Source excerpt
--
1)I would like to cash the pension in as I already have another pension through my local government scheme. Can the provider refuse to let me do this?
2) Can it all be taken as cash?
3)Will any lump sum taken be taxable?
4)Must remainder go to a defined benefit scheme?
The cash value is approx. £170,000
It is a deferred benefits scheme
Thanks
Nick

Comments

  • Linton
    Linton Posts: 18,368 Forumite
    Part of the Furniture 10,000 Posts Name Dropper Hung up my suit!
    NickTT wrote: »
    Hello Everyone,
    I am looking for some advice regarding my BBC pension. I have a few questions that I would be grateful if members could help answer.
    1)I would like to cash the pension in as I already have another pension through my local government scheme. Can the provider refuse to let me do this?
    You cannot directly cash-in your BBC DB pension. You would have to transfer it to a personal pension which will let you take cash. To make the transfer the law requires you to first receive advice from a suitably qualified IFA, which may well be not to transfer. You do not have to follow the advice but if you dont your choice of which provider you can use for your personal pension will be very limited.

    2) Can it all be taken as cash?
    You can take it as cash provided you are at least 55. 25% will be tax free, the rest taxed as income. So you would be foolish to take it all in one lump sum as that would make you an extra-rate tax payer so spread the drawdown over several tax years.
    3)Will any lump sum taken be taxable?
    4)Must remainder go to a defined benefit scheme?

    I assume you are talking about what happens if you transfer the £170K to a private pension. What people often do when they transfer out of a DB scheme is to invest the pension in share funds and take a drawdown income. 25% is tax free - the main options are to take 25% of the total as a tax free lump sum and pay income tax on all the drawdowns or have 25% of each drawdown tax free. You could buy an annuity but if you do this there is a good chance that staying in the BBC scheme would have been a better deal.
  • hyubh
    hyubh Posts: 3,746 Forumite
    Part of the Furniture 1,000 Posts Name Dropper
    NickTT wrote: »
    1)I would like to cash the pension in as I already have another pension through my local government scheme. Can the provider refuse to let me do this?

    Given the CETV size, by law, you will need to take professional advise to transfer out to a money purchase arrangement in order to maximise the amount of cash taken. Also, your preferred DC provider can't be made to accept. There have been many previous threads on the general topic - have a browse.
--
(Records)
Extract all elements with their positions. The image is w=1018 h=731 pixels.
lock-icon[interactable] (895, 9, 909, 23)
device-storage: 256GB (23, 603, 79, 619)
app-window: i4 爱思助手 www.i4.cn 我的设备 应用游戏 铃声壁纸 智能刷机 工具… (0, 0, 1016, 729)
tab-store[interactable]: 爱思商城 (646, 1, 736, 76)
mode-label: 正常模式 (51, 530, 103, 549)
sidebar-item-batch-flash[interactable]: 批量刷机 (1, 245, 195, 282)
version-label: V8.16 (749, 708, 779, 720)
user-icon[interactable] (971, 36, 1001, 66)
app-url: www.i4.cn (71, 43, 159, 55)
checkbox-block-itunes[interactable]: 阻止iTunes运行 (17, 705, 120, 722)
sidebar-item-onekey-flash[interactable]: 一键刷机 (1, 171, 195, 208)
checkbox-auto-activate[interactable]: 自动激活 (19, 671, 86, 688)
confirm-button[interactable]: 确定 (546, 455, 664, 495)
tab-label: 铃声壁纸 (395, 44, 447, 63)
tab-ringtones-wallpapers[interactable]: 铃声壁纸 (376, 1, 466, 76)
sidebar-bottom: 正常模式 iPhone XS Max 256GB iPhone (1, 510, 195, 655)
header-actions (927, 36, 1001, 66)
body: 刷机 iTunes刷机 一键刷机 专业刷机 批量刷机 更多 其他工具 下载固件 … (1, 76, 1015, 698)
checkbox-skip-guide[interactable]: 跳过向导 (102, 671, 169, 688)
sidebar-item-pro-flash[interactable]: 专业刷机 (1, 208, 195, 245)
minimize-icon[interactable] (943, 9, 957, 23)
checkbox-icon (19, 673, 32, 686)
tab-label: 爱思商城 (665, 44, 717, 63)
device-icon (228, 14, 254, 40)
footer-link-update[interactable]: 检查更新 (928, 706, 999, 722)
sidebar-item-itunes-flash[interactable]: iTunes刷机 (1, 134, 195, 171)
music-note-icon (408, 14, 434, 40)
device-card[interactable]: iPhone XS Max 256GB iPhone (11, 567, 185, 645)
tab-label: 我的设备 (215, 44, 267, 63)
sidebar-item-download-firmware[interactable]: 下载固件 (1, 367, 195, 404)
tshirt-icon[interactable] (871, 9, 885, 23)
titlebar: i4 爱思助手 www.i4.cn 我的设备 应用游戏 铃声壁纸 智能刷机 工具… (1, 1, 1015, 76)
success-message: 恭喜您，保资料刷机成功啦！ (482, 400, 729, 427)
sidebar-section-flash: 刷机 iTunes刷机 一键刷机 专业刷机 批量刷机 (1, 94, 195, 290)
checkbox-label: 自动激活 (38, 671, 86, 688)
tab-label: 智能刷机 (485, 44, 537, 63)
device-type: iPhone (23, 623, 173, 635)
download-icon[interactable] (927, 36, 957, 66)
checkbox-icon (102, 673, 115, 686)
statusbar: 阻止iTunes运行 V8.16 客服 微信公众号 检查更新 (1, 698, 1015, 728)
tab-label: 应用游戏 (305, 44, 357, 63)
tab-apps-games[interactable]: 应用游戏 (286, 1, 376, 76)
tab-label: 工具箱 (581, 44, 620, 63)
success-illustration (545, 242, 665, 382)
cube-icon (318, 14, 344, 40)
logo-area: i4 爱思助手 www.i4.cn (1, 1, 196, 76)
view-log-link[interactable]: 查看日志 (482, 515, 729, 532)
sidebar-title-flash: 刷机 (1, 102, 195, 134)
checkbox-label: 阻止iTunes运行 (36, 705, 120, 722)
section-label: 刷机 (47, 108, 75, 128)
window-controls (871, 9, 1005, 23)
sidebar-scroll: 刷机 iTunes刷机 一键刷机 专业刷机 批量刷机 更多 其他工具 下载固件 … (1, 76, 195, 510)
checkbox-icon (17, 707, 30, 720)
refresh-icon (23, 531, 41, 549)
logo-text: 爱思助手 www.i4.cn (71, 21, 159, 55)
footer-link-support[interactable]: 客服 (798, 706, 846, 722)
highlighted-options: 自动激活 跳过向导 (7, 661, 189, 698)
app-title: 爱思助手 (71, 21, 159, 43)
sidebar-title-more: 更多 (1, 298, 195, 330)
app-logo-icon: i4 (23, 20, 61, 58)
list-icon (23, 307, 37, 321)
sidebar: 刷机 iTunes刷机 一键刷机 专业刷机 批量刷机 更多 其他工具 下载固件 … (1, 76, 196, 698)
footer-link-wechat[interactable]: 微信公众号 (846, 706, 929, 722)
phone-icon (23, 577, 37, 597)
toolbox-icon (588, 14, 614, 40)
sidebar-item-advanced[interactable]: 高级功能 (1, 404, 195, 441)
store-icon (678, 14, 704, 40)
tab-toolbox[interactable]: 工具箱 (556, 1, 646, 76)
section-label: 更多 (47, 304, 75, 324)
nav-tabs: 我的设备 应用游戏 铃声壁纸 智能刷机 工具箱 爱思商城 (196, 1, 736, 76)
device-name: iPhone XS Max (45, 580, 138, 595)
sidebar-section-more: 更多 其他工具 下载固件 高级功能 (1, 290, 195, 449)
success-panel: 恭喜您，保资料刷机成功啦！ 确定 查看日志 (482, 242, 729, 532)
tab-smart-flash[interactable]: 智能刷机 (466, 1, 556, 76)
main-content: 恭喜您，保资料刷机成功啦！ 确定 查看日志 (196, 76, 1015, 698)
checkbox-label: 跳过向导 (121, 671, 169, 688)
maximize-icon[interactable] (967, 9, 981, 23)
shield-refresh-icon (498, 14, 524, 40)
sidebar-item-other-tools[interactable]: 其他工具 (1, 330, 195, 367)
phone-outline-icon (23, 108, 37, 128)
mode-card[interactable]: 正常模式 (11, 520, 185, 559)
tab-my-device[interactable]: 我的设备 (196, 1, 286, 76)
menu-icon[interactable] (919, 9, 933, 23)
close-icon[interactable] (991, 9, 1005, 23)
--
Goals
[A] In the pension forum thread, what is the approximate cash value of the pension?
[B] According to the pension forum thread, why would taking all of the cash in one lump sum be unwise?
[C] Copy down the passage from the pension forum thread, starting with "You can take" and going on through "a better deal.".

Answers to the exercises
[A] Approximately £170,000.

[B] Only 25% is tax free and the rest is taxed as income, so taking everything at once would make the person an extra-rate taxpayer. The thread suggests spreading the drawdown over several tax years instead.

[C]
You can take it as cash provided you are at least 55. 25% will be tax free, the rest taxed as income. So you would be foolish to take it all in one lump sum as that would make you an extra-rate tax payer so spread the drawdown over several tax years.
    3)Will any lump sum taken be taxable?
    4)Must remainder go to a defined benefit scheme?

    I assume you are talking about what happens if you transfer the £170K to a private pension. What people often do when they transfer out of a DB scheme is to invest the pension in share funds and take a drawdown income. 25% is tax free - the main options are to take 25% of the total as a tax free lump sum and pay income tax on all the drawdowns or have 25% of each drawdown tax free. You could buy an annuity but if you do this there is a good chance that staying in the BBC scheme would have been a better deal.